(Source records)
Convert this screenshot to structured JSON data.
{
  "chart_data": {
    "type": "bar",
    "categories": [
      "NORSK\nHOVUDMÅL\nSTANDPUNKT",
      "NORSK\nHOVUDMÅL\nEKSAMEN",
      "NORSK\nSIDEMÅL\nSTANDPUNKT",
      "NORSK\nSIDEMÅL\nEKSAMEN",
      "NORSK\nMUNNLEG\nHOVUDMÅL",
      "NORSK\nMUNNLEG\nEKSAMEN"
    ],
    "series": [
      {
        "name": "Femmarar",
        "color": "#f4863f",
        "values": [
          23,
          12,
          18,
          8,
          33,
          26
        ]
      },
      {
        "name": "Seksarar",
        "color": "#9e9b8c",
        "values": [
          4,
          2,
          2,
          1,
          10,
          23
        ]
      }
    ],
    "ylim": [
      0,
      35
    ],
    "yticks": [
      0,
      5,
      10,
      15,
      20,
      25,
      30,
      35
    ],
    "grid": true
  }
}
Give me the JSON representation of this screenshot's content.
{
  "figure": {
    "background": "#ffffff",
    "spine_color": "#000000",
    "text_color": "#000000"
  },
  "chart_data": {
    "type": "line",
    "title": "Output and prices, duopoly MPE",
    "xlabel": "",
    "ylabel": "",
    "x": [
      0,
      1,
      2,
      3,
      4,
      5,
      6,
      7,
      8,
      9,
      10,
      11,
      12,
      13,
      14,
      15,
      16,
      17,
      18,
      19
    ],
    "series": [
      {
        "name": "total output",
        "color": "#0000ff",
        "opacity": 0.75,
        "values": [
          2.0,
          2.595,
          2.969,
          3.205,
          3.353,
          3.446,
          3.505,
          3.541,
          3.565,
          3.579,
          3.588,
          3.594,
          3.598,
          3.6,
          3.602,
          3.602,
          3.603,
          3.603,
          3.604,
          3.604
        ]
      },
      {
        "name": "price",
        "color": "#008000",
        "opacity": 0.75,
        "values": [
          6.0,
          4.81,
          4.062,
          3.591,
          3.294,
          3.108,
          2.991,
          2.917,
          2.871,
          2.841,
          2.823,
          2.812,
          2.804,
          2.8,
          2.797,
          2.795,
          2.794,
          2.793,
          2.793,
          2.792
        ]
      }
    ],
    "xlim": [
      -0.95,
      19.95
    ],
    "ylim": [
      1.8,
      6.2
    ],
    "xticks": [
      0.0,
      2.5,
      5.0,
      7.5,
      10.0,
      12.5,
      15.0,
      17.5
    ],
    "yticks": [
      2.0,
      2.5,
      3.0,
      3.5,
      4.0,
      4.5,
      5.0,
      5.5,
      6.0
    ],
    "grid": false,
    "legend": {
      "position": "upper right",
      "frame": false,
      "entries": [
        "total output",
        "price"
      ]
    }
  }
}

#### REQUIRED TASK:
Identify and extract each line of the listing that contains "nEKSAMEN".

#### FINAL RESULT:
      "NORSK\nHOVUDMÅL\nEKSAMEN",
      "NORSK\nSIDEMÅL\nEKSAMEN",
      "NORSK\nMUNNLEG\nEKSAMEN"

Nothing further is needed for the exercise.